Look for the string "Dutt" in the lines and copy each line that has it.
-----
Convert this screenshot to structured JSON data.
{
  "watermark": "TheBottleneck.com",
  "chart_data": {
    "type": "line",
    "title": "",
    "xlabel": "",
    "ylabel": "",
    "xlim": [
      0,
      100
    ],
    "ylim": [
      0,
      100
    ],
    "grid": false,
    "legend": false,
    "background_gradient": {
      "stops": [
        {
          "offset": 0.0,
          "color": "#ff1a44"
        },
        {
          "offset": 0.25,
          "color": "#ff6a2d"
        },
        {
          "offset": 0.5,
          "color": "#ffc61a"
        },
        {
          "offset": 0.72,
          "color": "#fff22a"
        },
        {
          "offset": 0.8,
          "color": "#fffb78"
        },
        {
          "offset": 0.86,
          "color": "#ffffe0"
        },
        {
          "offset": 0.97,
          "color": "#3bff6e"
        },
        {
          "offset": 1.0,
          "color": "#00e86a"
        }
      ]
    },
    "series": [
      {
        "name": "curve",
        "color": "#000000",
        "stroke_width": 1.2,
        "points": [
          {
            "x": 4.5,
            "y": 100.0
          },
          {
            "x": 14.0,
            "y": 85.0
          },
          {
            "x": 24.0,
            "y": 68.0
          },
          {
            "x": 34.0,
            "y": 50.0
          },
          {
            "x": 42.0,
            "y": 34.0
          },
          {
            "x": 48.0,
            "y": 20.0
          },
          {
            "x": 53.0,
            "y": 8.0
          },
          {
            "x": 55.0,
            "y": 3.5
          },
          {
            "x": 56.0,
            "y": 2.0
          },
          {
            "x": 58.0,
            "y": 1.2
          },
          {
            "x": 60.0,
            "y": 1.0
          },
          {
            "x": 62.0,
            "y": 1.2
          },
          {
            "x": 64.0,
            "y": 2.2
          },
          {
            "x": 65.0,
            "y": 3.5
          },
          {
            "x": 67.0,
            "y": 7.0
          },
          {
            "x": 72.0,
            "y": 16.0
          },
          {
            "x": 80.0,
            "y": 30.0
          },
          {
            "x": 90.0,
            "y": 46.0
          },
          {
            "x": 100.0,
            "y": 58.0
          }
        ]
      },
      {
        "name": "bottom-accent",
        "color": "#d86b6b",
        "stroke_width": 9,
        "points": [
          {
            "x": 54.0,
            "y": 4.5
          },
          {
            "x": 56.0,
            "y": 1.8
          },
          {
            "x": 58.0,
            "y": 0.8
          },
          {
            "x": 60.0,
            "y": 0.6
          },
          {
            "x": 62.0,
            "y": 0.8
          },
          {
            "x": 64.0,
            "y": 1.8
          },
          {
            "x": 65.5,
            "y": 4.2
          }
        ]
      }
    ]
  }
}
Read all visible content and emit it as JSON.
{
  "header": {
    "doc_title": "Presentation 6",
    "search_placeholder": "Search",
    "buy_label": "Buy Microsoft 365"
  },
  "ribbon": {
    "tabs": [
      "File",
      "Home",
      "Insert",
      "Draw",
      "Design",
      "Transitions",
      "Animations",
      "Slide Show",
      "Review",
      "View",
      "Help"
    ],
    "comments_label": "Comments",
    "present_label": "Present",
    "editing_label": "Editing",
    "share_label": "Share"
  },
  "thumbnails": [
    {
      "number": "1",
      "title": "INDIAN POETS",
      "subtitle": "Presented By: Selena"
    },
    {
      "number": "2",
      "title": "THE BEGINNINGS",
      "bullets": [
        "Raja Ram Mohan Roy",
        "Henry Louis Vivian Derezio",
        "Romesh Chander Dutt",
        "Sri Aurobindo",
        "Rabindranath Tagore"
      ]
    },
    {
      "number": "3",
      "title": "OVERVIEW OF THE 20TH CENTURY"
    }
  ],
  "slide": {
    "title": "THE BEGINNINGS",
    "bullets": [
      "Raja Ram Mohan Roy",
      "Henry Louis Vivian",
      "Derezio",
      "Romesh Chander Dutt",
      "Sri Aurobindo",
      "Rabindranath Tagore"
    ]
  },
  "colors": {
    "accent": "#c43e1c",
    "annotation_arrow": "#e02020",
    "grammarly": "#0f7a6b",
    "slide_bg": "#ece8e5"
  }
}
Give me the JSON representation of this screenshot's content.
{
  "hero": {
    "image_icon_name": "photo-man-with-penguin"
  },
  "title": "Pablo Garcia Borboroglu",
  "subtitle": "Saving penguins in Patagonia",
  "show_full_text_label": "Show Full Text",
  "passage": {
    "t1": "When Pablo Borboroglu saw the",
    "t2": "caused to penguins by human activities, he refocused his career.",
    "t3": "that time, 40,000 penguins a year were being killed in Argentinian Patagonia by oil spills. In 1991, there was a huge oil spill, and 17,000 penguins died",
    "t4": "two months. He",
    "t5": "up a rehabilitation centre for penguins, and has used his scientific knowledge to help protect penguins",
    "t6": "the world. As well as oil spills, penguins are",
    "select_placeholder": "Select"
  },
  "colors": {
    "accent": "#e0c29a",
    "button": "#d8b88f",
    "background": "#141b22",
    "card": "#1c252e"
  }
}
-----
**Answer to this task:**
        "Romesh Chander Dutt",
      "Romesh Chander Dutt",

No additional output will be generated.